Challenge: Print out each of the following rows word for word, leaving out the pictures.

Provided records:
+===+

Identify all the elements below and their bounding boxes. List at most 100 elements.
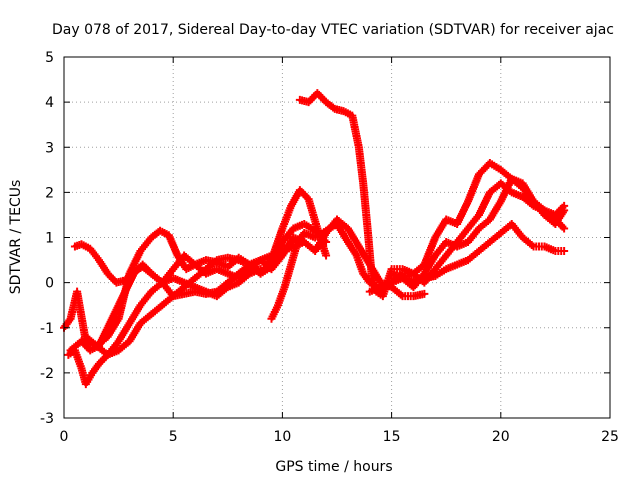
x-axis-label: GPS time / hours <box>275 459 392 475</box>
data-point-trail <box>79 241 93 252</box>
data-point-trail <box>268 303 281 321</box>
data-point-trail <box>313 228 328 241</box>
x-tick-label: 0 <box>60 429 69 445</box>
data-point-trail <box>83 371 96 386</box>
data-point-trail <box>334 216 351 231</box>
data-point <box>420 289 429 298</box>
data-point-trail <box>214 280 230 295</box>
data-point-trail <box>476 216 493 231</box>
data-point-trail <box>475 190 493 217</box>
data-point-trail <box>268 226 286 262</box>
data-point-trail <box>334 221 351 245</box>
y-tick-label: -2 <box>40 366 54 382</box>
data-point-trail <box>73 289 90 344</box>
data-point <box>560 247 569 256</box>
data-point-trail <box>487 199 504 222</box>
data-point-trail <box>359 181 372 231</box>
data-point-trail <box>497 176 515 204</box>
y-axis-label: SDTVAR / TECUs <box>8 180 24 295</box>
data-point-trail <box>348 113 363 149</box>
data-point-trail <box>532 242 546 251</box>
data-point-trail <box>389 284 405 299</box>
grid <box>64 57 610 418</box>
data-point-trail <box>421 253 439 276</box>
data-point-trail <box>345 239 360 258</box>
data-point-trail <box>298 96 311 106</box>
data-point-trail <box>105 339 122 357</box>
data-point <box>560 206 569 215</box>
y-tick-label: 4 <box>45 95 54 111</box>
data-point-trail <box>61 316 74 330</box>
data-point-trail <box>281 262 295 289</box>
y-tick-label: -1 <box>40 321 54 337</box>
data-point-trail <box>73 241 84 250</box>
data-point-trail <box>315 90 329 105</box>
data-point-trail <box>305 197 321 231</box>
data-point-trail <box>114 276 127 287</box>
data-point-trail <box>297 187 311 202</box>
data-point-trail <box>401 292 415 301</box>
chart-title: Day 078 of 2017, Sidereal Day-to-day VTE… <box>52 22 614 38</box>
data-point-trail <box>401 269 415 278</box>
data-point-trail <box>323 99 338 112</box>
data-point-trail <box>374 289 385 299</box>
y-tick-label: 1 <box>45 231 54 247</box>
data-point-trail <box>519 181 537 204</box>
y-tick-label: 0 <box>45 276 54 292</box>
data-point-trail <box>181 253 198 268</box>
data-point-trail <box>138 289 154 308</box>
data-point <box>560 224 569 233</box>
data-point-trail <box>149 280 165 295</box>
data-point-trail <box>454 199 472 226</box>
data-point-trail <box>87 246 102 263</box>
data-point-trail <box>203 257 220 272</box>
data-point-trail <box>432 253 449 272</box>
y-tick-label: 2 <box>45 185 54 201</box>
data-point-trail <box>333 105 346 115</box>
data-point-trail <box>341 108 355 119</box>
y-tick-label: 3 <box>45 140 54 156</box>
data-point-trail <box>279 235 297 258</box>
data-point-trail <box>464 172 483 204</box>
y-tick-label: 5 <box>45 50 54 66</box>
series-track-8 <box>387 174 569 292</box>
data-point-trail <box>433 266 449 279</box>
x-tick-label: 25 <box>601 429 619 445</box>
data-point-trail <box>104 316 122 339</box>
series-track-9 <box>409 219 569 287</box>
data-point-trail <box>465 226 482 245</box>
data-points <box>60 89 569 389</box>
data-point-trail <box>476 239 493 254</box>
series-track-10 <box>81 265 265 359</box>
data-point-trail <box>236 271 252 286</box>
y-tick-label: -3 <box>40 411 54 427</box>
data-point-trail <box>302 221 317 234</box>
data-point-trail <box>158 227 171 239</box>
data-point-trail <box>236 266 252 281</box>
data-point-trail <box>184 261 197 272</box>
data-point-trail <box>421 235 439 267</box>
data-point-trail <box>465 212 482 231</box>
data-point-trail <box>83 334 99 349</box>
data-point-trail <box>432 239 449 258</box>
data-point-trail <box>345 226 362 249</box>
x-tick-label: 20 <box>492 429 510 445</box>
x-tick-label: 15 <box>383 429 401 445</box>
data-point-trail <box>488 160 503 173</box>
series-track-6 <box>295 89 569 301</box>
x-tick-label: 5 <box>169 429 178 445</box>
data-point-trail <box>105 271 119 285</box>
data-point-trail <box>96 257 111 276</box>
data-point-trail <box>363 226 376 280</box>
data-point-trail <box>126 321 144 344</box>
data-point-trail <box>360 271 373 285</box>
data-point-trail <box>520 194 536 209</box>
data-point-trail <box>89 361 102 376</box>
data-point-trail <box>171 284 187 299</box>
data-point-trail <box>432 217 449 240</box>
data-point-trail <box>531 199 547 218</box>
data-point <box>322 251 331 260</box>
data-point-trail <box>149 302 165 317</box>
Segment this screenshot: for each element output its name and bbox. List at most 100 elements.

+===+

Full answer:
Identify all the elements below and their bounding boxes. List at most 100 elements.
x-axis-label: GPS time / hours <box>275 459 392 475</box>
data-point-trail <box>79 241 93 252</box>
data-point-trail <box>268 303 281 321</box>
data-point-trail <box>313 228 328 241</box>
x-tick-label: 0 <box>60 429 69 445</box>
data-point-trail <box>83 371 96 386</box>
data-point-trail <box>334 216 351 231</box>
data-point <box>420 289 429 298</box>
data-point-trail <box>214 280 230 295</box>
data-point-trail <box>476 216 493 231</box>
data-point-trail <box>475 190 493 217</box>
data-point-trail <box>268 226 286 262</box>
data-point-trail <box>334 221 351 245</box>
y-tick-label: -2 <box>40 366 54 382</box>
data-point-trail <box>73 289 90 344</box>
data-point <box>560 247 569 256</box>
data-point-trail <box>487 199 504 222</box>
data-point-trail <box>359 181 372 231</box>
data-point-trail <box>497 176 515 204</box>
y-axis-label: SDTVAR / TECUs <box>8 180 24 295</box>
data-point-trail <box>348 113 363 149</box>
data-point-trail <box>532 242 546 251</box>
data-point-trail <box>389 284 405 299</box>
grid <box>64 57 610 418</box>
data-point-trail <box>421 253 439 276</box>
data-point-trail <box>345 239 360 258</box>
data-point-trail <box>298 96 311 106</box>
data-point-trail <box>105 339 122 357</box>
data-point <box>560 206 569 215</box>
y-tick-label: 4 <box>45 95 54 111</box>
data-point-trail <box>61 316 74 330</box>
data-point-trail <box>281 262 295 289</box>
y-tick-label: -1 <box>40 321 54 337</box>
data-point-trail <box>73 241 84 250</box>
data-point-trail <box>315 90 329 105</box>
data-point-trail <box>305 197 321 231</box>
data-point-trail <box>114 276 127 287</box>
data-point-trail <box>297 187 311 202</box>
data-point-trail <box>401 292 415 301</box>
chart-title: Day 078 of 2017, Sidereal Day-to-day VTE… <box>52 22 614 38</box>
data-point-trail <box>401 269 415 278</box>
data-point-trail <box>323 99 338 112</box>
data-point-trail <box>374 289 385 299</box>
y-tick-label: 1 <box>45 231 54 247</box>
data-point-trail <box>519 181 537 204</box>
y-tick-label: 0 <box>45 276 54 292</box>
data-point-trail <box>181 253 198 268</box>
data-point-trail <box>138 289 154 308</box>
data-point <box>560 224 569 233</box>
data-point-trail <box>149 280 165 295</box>
data-point-trail <box>454 199 472 226</box>
data-point-trail <box>87 246 102 263</box>
data-point-trail <box>203 257 220 272</box>
data-point-trail <box>432 253 449 272</box>
y-tick-label: 2 <box>45 185 54 201</box>
data-point-trail <box>333 105 346 115</box>
data-point-trail <box>341 108 355 119</box>
y-tick-label: 3 <box>45 140 54 156</box>
data-point-trail <box>279 235 297 258</box>
data-point-trail <box>464 172 483 204</box>
y-tick-label: 5 <box>45 50 54 66</box>
series-track-8 <box>387 174 569 292</box>
data-point-trail <box>433 266 449 279</box>
x-tick-label: 25 <box>601 429 619 445</box>
data-point-trail <box>104 316 122 339</box>
series-track-9 <box>409 219 569 287</box>
data-point-trail <box>465 226 482 245</box>
data-points <box>60 89 569 389</box>
data-point-trail <box>476 239 493 254</box>
series-track-10 <box>81 265 265 359</box>
data-point-trail <box>236 271 252 286</box>
y-tick-label: -3 <box>40 411 54 427</box>
data-point-trail <box>302 221 317 234</box>
data-point-trail <box>158 227 171 239</box>
data-point-trail <box>236 266 252 281</box>
data-point-trail <box>184 261 197 272</box>
data-point-trail <box>421 235 439 267</box>
data-point-trail <box>465 212 482 231</box>
data-point-trail <box>83 334 99 349</box>
data-point-trail <box>432 239 449 258</box>
data-point-trail <box>345 226 362 249</box>
x-tick-label: 20 <box>492 429 510 445</box>
x-tick-label: 15 <box>383 429 401 445</box>
data-point-trail <box>488 160 503 173</box>
series-track-6 <box>295 89 569 301</box>
x-tick-label: 5 <box>169 429 178 445</box>
data-point-trail <box>105 271 119 285</box>
data-point-trail <box>96 257 111 276</box>
data-point-trail <box>363 226 376 280</box>
data-point-trail <box>126 321 144 344</box>
data-point-trail <box>360 271 373 285</box>
data-point-trail <box>520 194 536 209</box>
data-point-trail <box>89 361 102 376</box>
data-point-trail <box>171 284 187 299</box>
data-point-trail <box>432 217 449 240</box>
data-point-trail <box>531 199 547 218</box>
data-point <box>322 251 331 260</box>
data-point-trail <box>149 302 165 317</box>
Segment this screenshot: for each element output its name and bbox. List at most 100 elements.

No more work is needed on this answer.